§ **BRIEF**: Collect every line that includes the string "sistema".

[Rows from a dataset]
┌──
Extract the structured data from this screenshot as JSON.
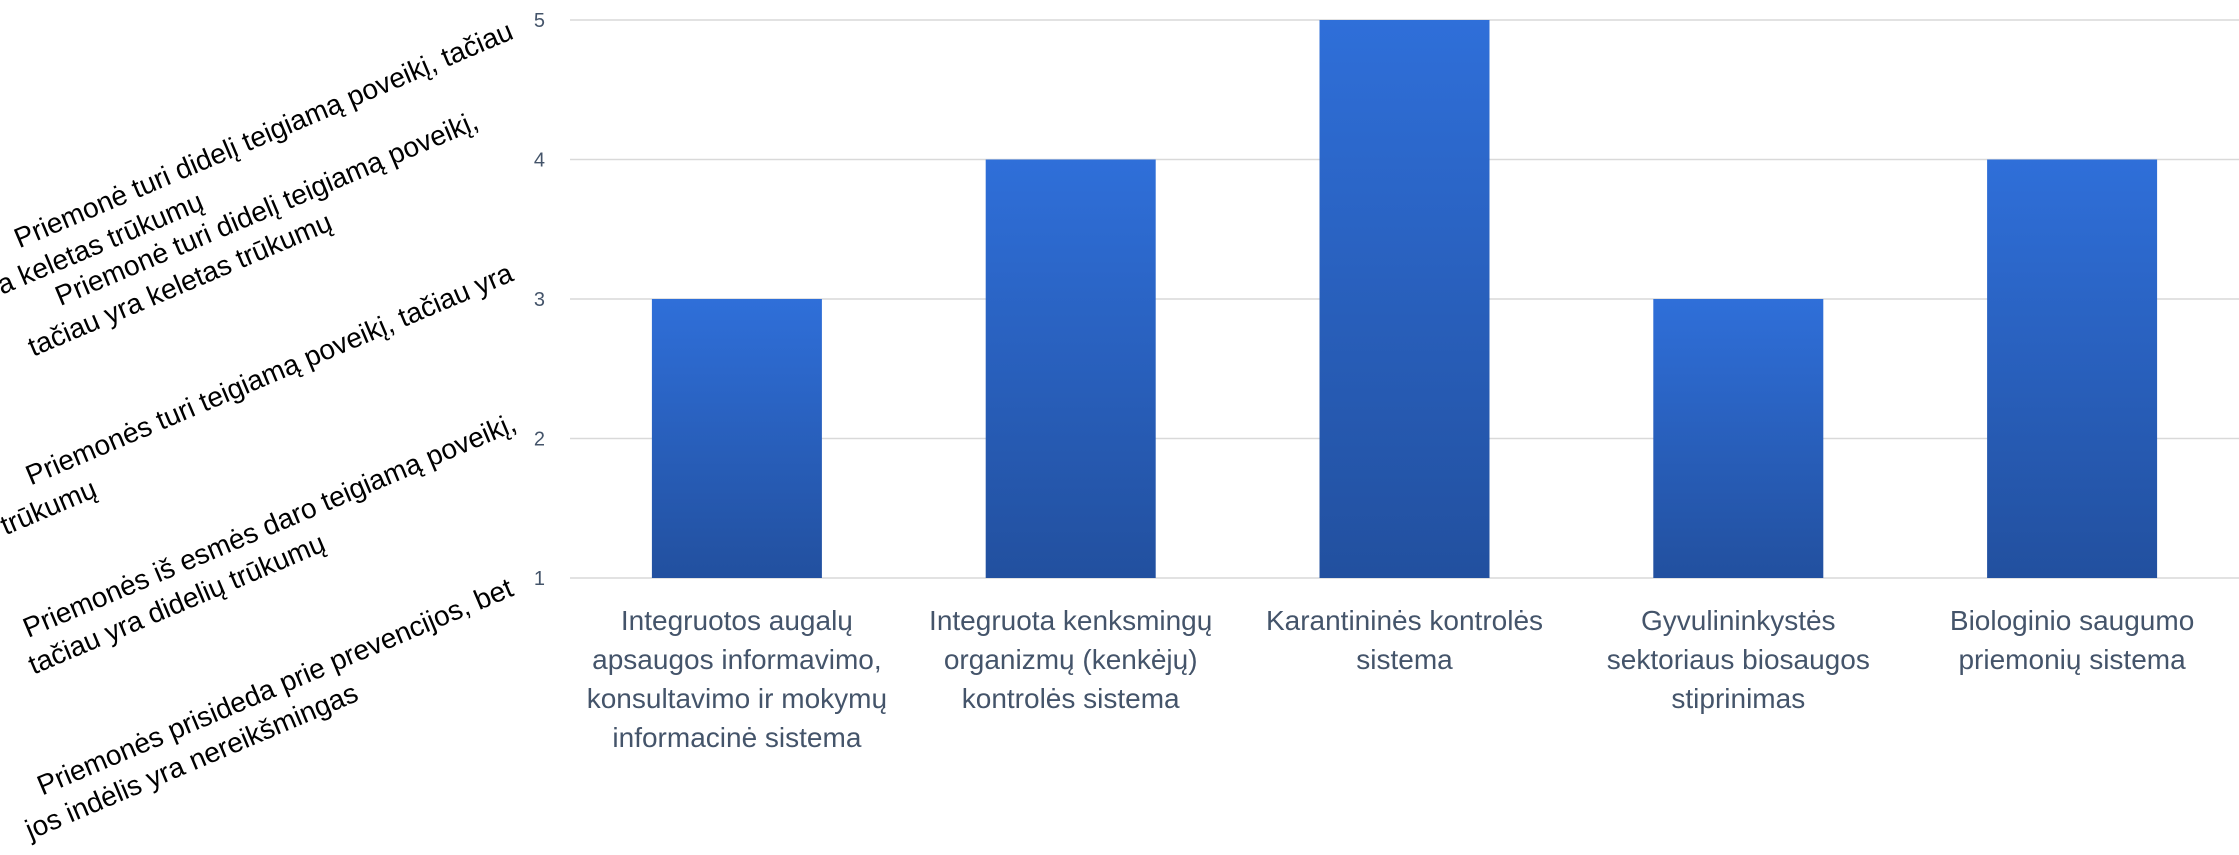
{
  "chart_data": {
    "type": "bar",
    "title": "",
    "xlabel": "",
    "ylabel": "",
    "ylim": [
      1,
      5
    ],
    "yticks": [
      1,
      2,
      3,
      4,
      5
    ],
    "grid": true,
    "colors": {
      "bar_top": "#2f6fd9",
      "bar_bottom": "#22509f",
      "grid": "#d9d9d9",
      "tick": "#44546a"
    },
    "categories": [
      [
        "Integruotos augalų",
        "apsaugos informavimo,",
        "konsultavimo ir mokymų",
        "informacinė sistema"
      ],
      [
        "Integruota kenksmingų",
        "organizmų (kenkėjų)",
        "kontrolės sistema"
      ],
      [
        "Karantininės kontrolės",
        "sistema"
      ],
      [
        "Gyvulininkystės",
        "sektoriaus biosaugos",
        "stiprinimas"
      ],
      [
        "Biologinio saugumo",
        "priemonių sistema"
      ]
    ],
    "values": [
      3,
      4,
      5,
      3,
      4
    ],
    "scale_labels": [
      [
        "Priemonė turi didelį teigiamą poveikį, tačiau",
        "yra keletas trūkumų"
      ],
      [
        "Priemonė turi didelį teigiamą poveikį,",
        "tačiau yra keletas trūkumų"
      ],
      [
        "Priemonės turi teigiamą poveikį, tačiau yra",
        "trūkumų"
      ],
      [
        "Priemonės iš esmės daro teigiamą poveikį,",
        "tačiau yra didelių trūkumų"
      ],
      [
        "Priemonės prisideda prie prevencijos, bet",
        "jos indėlis yra nereikšmingas"
      ]
    ]
  }
}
└──
§ **RESULT OF THIS EXERCISE**:
        "informacinė sistema"
        "kontrolės sistema"
        "sistema"
        "priemonių sistema"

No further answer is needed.